Would you transcribe all of the data exactly, down to the last character?

---------- SUPPLIED DATA

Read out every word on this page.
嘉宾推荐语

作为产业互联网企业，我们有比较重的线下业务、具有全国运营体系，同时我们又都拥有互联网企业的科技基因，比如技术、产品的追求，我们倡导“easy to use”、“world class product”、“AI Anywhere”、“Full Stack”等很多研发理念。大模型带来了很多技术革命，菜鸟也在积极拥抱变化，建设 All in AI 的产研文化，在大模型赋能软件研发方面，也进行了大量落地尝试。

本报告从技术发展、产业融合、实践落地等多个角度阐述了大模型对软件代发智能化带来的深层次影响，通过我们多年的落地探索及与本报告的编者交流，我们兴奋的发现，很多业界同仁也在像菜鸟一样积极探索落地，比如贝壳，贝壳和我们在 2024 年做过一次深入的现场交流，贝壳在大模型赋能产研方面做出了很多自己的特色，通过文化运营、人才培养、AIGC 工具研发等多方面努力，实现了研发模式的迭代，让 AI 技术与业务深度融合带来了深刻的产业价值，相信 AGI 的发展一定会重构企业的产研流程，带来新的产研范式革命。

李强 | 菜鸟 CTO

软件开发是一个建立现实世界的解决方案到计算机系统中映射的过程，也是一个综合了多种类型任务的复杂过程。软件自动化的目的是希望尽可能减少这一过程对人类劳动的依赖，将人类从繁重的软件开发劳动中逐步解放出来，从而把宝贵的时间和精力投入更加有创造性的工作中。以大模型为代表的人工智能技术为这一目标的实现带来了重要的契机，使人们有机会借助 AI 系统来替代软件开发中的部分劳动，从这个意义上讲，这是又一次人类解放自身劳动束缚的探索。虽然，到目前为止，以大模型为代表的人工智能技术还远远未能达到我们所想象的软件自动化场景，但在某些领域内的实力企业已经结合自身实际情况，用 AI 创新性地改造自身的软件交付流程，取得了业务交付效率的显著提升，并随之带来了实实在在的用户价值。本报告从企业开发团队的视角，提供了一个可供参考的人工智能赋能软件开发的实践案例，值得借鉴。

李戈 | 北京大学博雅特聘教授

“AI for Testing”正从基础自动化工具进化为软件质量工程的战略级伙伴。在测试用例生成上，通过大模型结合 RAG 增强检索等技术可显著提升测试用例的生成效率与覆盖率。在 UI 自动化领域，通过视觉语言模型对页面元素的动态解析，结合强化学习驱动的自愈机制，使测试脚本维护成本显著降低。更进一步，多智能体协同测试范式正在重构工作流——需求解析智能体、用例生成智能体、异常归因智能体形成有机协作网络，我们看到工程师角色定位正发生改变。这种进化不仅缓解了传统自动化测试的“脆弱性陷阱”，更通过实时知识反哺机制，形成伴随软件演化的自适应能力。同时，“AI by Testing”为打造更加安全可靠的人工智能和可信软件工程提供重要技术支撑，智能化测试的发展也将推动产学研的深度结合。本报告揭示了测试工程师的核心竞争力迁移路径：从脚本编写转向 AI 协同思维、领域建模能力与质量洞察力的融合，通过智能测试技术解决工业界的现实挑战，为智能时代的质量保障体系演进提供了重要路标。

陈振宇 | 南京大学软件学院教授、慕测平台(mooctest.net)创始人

--------------------

◆ **SOLUTION FOR THIS EXERCISE**
Read out every word on this page.
嘉宾推荐语

作为产业互联网企业，我们有比较重的线下业务、具有全国运营体系，同时我们又都拥有互联网企业的科技基因，比如技术、产品的追求，我们倡导“easy to use”、“world class product”、“AI Anywhere”、“Full Stack”等很多研发理念。大模型带来了很多技术革命，菜鸟也在积极拥抱变化，建设 All in AI 的产研文化，在大模型赋能软件研发方面，也进行了大量落地尝试。

本报告从技术发展、产业融合、实践落地等多个角度阐述了大模型对软件代发智能化带来的深层次影响，通过我们多年的落地探索及与本报告的编者交流，我们兴奋的发现，很多业界同仁也在像菜鸟一样积极探索落地，比如贝壳，贝壳和我们在 2024 年做过一次深入的现场交流，贝壳在大模型赋能产研方面做出了很多自己的特色，通过文化运营、人才培养、AIGC 工具研发等多方面努力，实现了研发模式的迭代，让 AI 技术与业务深度融合带来了深刻的产业价值，相信 AGI 的发展一定会重构企业的产研流程，带来新的产研范式革命。

李强 | 菜鸟 CTO

软件开发是一个建立现实世界的解决方案到计算机系统中映射的过程，也是一个综合了多种类型任务的复杂过程。软件自动化的目的是希望尽可能减少这一过程对人类劳动的依赖，将人类从繁重的软件开发劳动中逐步解放出来，从而把宝贵的时间和精力投入更加有创造性的工作中。以大模型为代表的人工智能技术为这一目标的实现带来了重要的契机，使人们有机会借助 AI 系统来替代软件开发中的部分劳动，从这个意义上讲，这是又一次人类解放自身劳动束缚的探索。虽然，到目前为止，以大模型为代表的人工智能技术还远远未能达到我们所想象的软件自动化场景，但在某些领域内的实力企业已经结合自身实际情况，用 AI 创新性地改造自身的软件交付流程，取得了业务交付效率的显著提升，并随之带来了实实在在的用户价值。本报告从企业开发团队的视角，提供了一个可供参考的人工智能赋能软件开发的实践案例，值得借鉴。

李戈 | 北京大学博雅特聘教授

“AI for Testing”正从基础自动化工具进化为软件质量工程的战略级伙伴。在测试用例生成上，通过大模型结合 RAG 增强检索等技术可显著提升测试用例的生成效率与覆盖率。在 UI 自动化领域，通过视觉语言模型对页面元素的动态解析，结合强化学习驱动的自愈机制，使测试脚本维护成本显著降低。更进一步，多智能体协同测试范式正在重构工作流——需求解析智能体、用例生成智能体、异常归因智能体形成有机协作网络，我们看到工程师角色定位正发生改变。这种进化不仅缓解了传统自动化测试的“脆弱性陷阱”，更通过实时知识反哺机制，形成伴随软件演化的自适应能力。同时，“AI by Testing”为打造更加安全可靠的人工智能和可信软件工程提供重要技术支撑，智能化测试的发展也将推动产学研的深度结合。本报告揭示了测试工程师的核心竞争力迁移路径：从脚本编写转向 AI 协同思维、领域建模能力与质量洞察力的融合，通过智能测试技术解决工业界的现实挑战，为智能时代的质量保障体系演进提供了重要路标。

陈振宇 | 南京大学软件学院教授、慕测平台(mooctest.net)创始人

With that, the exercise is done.